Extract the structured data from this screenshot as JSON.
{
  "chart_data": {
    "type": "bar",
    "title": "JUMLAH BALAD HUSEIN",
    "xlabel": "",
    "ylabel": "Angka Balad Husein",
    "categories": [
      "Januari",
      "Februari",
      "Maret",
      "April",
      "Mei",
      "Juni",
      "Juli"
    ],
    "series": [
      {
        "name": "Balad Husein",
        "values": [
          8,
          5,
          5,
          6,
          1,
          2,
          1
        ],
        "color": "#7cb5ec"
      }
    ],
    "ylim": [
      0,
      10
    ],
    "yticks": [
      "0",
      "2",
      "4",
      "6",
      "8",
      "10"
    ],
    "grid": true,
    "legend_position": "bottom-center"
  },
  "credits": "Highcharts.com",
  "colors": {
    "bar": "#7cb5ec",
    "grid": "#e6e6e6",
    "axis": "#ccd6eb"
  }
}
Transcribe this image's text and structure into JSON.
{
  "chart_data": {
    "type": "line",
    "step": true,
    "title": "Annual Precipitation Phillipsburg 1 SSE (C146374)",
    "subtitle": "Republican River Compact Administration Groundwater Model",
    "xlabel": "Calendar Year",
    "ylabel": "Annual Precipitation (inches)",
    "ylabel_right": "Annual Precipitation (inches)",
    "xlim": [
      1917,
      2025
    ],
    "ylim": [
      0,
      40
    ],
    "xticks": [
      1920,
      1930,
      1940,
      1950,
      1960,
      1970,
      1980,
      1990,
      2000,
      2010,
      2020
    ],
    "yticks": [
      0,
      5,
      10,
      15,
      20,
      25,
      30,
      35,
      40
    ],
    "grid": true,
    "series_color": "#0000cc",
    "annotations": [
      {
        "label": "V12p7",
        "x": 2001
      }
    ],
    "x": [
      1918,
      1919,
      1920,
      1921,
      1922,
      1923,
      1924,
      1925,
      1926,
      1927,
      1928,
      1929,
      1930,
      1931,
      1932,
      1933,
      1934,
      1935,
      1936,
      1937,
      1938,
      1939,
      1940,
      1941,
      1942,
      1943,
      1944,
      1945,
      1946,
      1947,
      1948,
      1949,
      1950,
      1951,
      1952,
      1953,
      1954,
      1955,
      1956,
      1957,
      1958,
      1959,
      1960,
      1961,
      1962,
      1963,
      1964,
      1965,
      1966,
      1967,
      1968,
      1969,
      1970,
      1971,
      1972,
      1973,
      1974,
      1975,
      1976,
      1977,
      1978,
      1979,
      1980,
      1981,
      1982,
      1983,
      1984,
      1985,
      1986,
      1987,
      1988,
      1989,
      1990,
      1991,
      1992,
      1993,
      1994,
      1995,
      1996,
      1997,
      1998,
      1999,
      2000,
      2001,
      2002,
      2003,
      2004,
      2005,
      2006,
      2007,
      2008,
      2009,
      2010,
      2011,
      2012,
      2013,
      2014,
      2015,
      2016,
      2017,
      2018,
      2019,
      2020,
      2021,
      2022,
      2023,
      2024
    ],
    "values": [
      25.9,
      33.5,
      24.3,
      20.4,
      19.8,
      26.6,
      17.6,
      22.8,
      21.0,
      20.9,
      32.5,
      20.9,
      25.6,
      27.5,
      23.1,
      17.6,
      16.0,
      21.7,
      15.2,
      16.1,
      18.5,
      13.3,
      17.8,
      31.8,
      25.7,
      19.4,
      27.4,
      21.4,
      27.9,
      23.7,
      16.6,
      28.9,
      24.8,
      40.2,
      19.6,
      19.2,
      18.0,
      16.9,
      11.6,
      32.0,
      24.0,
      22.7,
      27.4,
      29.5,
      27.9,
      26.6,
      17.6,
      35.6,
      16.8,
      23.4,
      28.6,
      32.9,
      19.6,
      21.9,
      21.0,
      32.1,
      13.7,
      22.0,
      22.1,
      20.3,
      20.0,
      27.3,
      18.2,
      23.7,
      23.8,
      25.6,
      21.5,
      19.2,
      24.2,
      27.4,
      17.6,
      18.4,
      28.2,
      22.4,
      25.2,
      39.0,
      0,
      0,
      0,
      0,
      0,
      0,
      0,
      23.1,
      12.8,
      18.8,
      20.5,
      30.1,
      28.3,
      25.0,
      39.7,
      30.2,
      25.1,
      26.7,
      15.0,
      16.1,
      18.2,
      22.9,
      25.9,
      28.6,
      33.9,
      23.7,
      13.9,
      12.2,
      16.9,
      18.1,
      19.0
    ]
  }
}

=-=-=-=-=

Exercise instructions:
Extract the full listing above without altering anything.

Response to this task:
Extract the structured data from this screenshot as JSON.
{
  "chart_data": {
    "type": "bar",
    "title": "JUMLAH BALAD HUSEIN",
    "xlabel": "",
    "ylabel": "Angka Balad Husein",
    "categories": [
      "Januari",
      "Februari",
      "Maret",
      "April",
      "Mei",
      "Juni",
      "Juli"
    ],
    "series": [
      {
        "name": "Balad Husein",
        "values": [
          8,
          5,
          5,
          6,
          1,
          2,
          1
        ],
        "color": "#7cb5ec"
      }
    ],
    "ylim": [
      0,
      10
    ],
    "yticks": [
      "0",
      "2",
      "4",
      "6",
      "8",
      "10"
    ],
    "grid": true,
    "legend_position": "bottom-center"
  },
  "credits": "Highcharts.com",
  "colors": {
    "bar": "#7cb5ec",
    "grid": "#e6e6e6",
    "axis": "#ccd6eb"
  }
}
Transcribe this image's text and structure into JSON.
{
  "chart_data": {
    "type": "line",
    "step": true,
    "title": "Annual Precipitation Phillipsburg 1 SSE (C146374)",
    "subtitle": "Republican River Compact Administration Groundwater Model",
    "xlabel": "Calendar Year",
    "ylabel": "Annual Precipitation (inches)",
    "ylabel_right": "Annual Precipitation (inches)",
    "xlim": [
      1917,
      2025
    ],
    "ylim": [
      0,
      40
    ],
    "xticks": [
      1920,
      1930,
      1940,
      1950,
      1960,
      1970,
      1980,
      1990,
      2000,
      2010,
      2020
    ],
    "yticks": [
      0,
      5,
      10,
      15,
      20,
      25,
      30,
      35,
      40
    ],
    "grid": true,
    "series_color": "#0000cc",
    "annotations": [
      {
        "label": "V12p7",
        "x": 2001
      }
    ],
    "x": [
      1918,
      1919,
      1920,
      1921,
      1922,
      1923,
      1924,
      1925,
      1926,
      1927,
      1928,
      1929,
      1930,
      1931,
      1932,
      1933,
      1934,
      1935,
      1936,
      1937,
      1938,
      1939,
      1940,
      1941,
      1942,
      1943,
      1944,
      1945,
      1946,
      1947,
      1948,
      1949,
      1950,
      1951,
      1952,
      1953,
      1954,
      1955,
      1956,
      1957,
      1958,
      1959,
      1960,
      1961,
      1962,
      1963,
      1964,
      1965,
      1966,
      1967,
      1968,
      1969,
      1970,
      1971,
      1972,
      1973,
      1974,
      1975,
      1976,
      1977,
      1978,
      1979,
      1980,
      1981,
      1982,
      1983,
      1984,
      1985,
      1986,
      1987,
      1988,
      1989,
      1990,
      1991,
      1992,
      1993,
      1994,
      1995,
      1996,
      1997,
      1998,
      1999,
      2000,
      2001,
      2002,
      2003,
      2004,
      2005,
      2006,
      2007,
      2008,
      2009,
      2010,
      2011,
      2012,
      2013,
      2014,
      2015,
      2016,
      2017,
      2018,
      2019,
      2020,
      2021,
      2022,
      2023,
      2024
    ],
    "values": [
      25.9,
      33.5,
      24.3,
      20.4,
      19.8,
      26.6,
      17.6,
      22.8,
      21.0,
      20.9,
      32.5,
      20.9,
      25.6,
      27.5,
      23.1,
      17.6,
      16.0,
      21.7,
      15.2,
      16.1,
      18.5,
      13.3,
      17.8,
      31.8,
      25.7,
      19.4,
      27.4,
      21.4,
      27.9,
      23.7,
      16.6,
      28.9,
      24.8,
      40.2,
      19.6,
      19.2,
      18.0,
      16.9,
      11.6,
      32.0,
      24.0,
      22.7,
      27.4,
      29.5,
      27.9,
      26.6,
      17.6,
      35.6,
      16.8,
      23.4,
      28.6,
      32.9,
      19.6,
      21.9,
      21.0,
      32.1,
      13.7,
      22.0,
      22.1,
      20.3,
      20.0,
      27.3,
      18.2,
      23.7,
      23.8,
      25.6,
      21.5,
      19.2,
      24.2,
      27.4,
      17.6,
      18.4,
      28.2,
      22.4,
      25.2,
      39.0,
      0,
      0,
      0,
      0,
      0,
      0,
      0,
      23.1,
      12.8,
      18.8,
      20.5,
      30.1,
      28.3,
      25.0,
      39.7,
      30.2,
      25.1,
      26.7,
      15.0,
      16.1,
      18.2,
      22.9,
      25.9,
      28.6,
      33.9,
      23.7,
      13.9,
      12.2,
      16.9,
      18.1,
      19.0
    ]
  }
}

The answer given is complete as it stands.